━━━ READING PASSAGE ━━━
Hammad Ali, Hamish McManus, Catherine C O'Connor, Denton Callander, Marlene Kong, Simon Graham, Dina Saulo, Christopher K Fairley, David G Regan, Andrew Grulich, Nicola Low, Rebecca J Guy and Basil Donovan
Med J Aust 2017; 206 (5): 204-209. || doi: 10.5694/mja16.00597

Summary

Objectives: To examine the impact of the national human papillomavirus (HPV) vaccination program (available to girls and women [12–26 years] since 2007 and to boys [12–15 years] since 2013) on the number of diagnoses of genital warts in Australian Aboriginal and Torres Strait Islander (Indigenous) people.

Design, setting, participants: Analysis of routinely collected data from patients attending 39 sexual health clinics (SHCs) in the Genital Warts Surveillance Network for the first time.

Major outcome: The average annual proportion of Indigenous and non-Indigenous SHC patients diagnosed with genital warts during the pre-vaccination (2004–2007) and vaccination periods (2008–2014), stratified by age group and sex.
━━━ SUPPLIED INFORMATION ━━━
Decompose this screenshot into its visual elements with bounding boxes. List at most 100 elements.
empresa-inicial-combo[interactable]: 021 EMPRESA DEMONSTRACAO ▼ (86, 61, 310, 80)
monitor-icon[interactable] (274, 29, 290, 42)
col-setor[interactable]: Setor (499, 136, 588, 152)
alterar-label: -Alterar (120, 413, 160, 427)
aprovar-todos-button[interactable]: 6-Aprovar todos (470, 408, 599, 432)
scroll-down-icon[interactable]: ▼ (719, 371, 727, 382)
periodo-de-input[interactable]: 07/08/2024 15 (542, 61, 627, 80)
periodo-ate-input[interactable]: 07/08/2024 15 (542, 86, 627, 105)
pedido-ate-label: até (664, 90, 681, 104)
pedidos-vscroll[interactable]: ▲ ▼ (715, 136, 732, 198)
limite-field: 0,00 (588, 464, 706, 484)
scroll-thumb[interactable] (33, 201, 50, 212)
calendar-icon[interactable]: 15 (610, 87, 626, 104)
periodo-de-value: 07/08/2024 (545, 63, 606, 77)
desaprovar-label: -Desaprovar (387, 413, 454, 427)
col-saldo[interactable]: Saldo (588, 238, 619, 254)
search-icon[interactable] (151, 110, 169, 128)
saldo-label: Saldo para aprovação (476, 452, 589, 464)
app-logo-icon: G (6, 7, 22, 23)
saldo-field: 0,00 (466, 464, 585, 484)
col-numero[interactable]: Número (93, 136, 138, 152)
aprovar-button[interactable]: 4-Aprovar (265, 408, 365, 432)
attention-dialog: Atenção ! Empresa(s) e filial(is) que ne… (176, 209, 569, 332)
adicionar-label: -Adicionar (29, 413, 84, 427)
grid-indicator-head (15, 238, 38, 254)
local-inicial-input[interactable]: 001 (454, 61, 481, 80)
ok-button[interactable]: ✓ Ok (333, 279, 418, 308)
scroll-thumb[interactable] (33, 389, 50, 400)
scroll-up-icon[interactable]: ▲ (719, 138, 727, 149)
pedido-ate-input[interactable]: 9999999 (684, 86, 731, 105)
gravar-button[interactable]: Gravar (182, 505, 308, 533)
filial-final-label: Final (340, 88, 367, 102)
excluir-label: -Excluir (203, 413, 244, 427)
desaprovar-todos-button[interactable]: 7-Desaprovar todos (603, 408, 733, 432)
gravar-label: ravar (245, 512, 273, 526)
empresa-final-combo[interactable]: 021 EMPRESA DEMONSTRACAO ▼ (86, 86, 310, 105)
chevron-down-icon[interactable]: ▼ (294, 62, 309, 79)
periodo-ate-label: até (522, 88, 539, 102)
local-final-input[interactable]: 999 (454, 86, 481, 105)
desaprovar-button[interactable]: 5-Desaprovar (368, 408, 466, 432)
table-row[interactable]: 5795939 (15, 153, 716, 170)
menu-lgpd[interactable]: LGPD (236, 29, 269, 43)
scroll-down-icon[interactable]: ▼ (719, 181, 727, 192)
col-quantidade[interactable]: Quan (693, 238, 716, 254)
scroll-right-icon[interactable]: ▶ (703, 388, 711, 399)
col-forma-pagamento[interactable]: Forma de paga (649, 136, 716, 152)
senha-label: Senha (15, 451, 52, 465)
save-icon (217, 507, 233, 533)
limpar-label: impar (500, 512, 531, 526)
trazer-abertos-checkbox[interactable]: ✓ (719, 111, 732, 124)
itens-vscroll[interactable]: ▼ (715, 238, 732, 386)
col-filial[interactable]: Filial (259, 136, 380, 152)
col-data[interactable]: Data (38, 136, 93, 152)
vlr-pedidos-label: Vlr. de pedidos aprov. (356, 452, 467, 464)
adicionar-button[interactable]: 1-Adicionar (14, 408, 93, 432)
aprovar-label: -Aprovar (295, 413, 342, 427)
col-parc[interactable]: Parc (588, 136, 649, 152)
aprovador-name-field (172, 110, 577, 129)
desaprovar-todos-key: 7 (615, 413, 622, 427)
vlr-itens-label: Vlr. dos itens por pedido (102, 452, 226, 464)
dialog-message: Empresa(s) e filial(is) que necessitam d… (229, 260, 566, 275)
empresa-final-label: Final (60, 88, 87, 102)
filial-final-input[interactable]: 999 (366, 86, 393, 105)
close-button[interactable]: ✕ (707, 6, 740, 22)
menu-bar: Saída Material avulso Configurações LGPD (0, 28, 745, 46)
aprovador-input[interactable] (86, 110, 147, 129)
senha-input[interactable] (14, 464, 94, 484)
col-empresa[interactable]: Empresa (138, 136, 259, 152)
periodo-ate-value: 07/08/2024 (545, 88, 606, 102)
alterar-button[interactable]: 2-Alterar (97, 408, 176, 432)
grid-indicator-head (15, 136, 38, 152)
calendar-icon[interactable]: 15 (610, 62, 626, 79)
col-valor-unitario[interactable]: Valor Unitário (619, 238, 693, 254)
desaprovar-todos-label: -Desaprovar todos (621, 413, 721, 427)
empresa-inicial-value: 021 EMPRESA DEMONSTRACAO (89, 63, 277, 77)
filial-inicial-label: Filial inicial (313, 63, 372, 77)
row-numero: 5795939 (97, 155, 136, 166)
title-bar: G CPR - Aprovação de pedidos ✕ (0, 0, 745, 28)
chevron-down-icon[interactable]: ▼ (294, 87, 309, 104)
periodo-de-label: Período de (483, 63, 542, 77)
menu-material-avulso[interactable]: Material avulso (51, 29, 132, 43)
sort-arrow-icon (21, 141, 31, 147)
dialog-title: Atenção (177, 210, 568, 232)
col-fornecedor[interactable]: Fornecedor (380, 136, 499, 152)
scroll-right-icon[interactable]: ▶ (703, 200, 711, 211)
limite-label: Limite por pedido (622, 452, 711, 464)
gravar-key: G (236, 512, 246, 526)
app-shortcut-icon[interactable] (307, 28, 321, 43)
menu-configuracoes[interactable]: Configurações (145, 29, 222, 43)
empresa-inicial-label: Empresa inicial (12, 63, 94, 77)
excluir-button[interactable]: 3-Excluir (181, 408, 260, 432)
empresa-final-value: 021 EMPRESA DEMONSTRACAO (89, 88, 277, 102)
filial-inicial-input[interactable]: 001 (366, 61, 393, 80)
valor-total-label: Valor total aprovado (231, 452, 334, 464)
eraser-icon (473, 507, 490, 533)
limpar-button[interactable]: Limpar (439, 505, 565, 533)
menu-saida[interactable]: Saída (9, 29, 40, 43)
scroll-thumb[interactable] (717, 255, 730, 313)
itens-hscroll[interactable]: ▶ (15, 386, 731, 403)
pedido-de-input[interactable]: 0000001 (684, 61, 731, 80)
━━━
Continue the abstract on HPV vaccination and genital warts diagnoses in Indigenous Australians from the point where it stops.

ANSWER:
Results: 7.3% of the 215 599 Australian-born patients with known Indigenous status and seen for the first time at participating SHCs during 2004–2014 were Indigenous Australians. The average proportion of female Indigenous patients diagnosed with warts was lower during the vaccination period than during the pre-vaccination period (in those under 21, summary rate ratio [SRR], 0.12; 95% CI, 0.07–0.21; P < 0.001); in 21–30–year olds: SRR, 0.41; 95% CI, 0.27–0.61; P < 0.001); there was no significant difference for women over 30 (SRR, 0.84; 95% CI, 0.51–1.36; P = 0.47). The proportion of male Indigenous heterosexual SHC patients under 21 diagnosed with warts was also lower during the vaccination period (SRR, 0.25; 95% CI, 0.12–0.49; P < 0.001), with no significant changes among older Indigenous men over 30.

Conclusions: There were marked declines in the proportions of diagnoses of genital warts in young Indigenous women and men attending SHCs after the introduction of the HPV vaccination program. If high levels of HPV vaccine coverage are sustained, HPV-related cancer rates should also decline.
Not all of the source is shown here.